Source records:
_ _ _ _ _
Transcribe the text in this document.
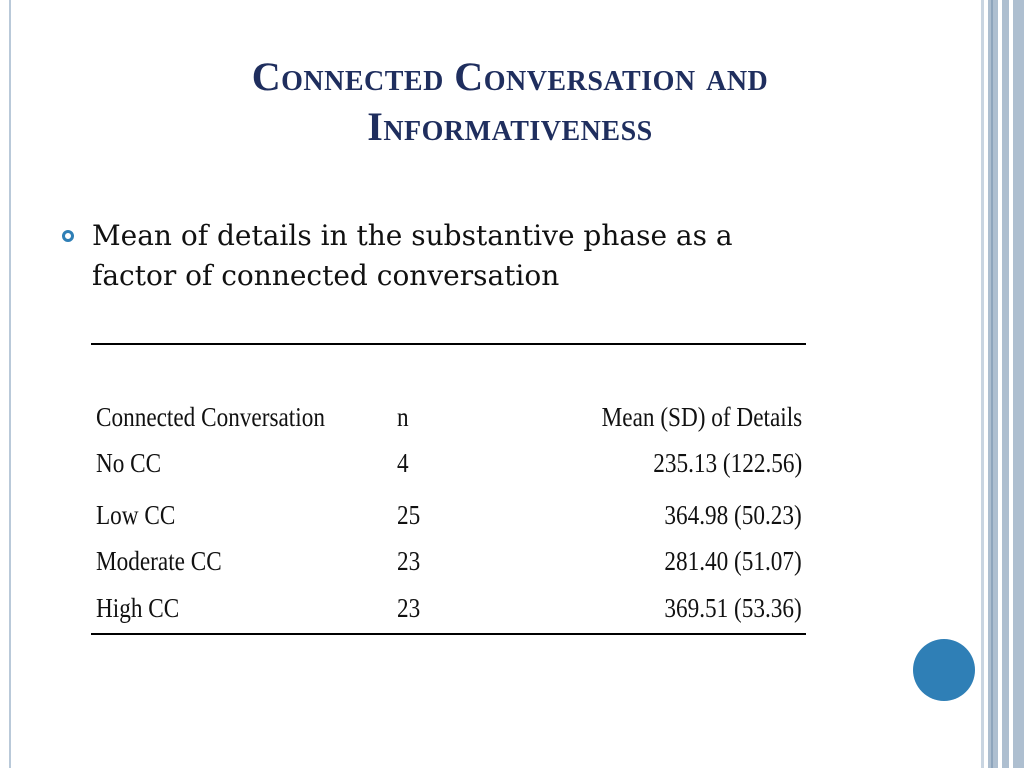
Connected Conversation and
Informativeness
Mean of details in the substantive phase as a
factor of connected conversation
Connected Conversation	n	Mean (SD) of Details
No CC	4	235.13 (122.56)
Low CC	25	364.98 (50.23)
Moderate CC	23	281.40 (51.07)
High CC	23	369.51 (53.36)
_ _ _ _ _
- [Task]: Pick out and copy the lines of the entries that hold the string "Mean".

- [Exercise response]:
Mean of details in the substantive phase as a
Connected Conversation	n	Mean (SD) of Details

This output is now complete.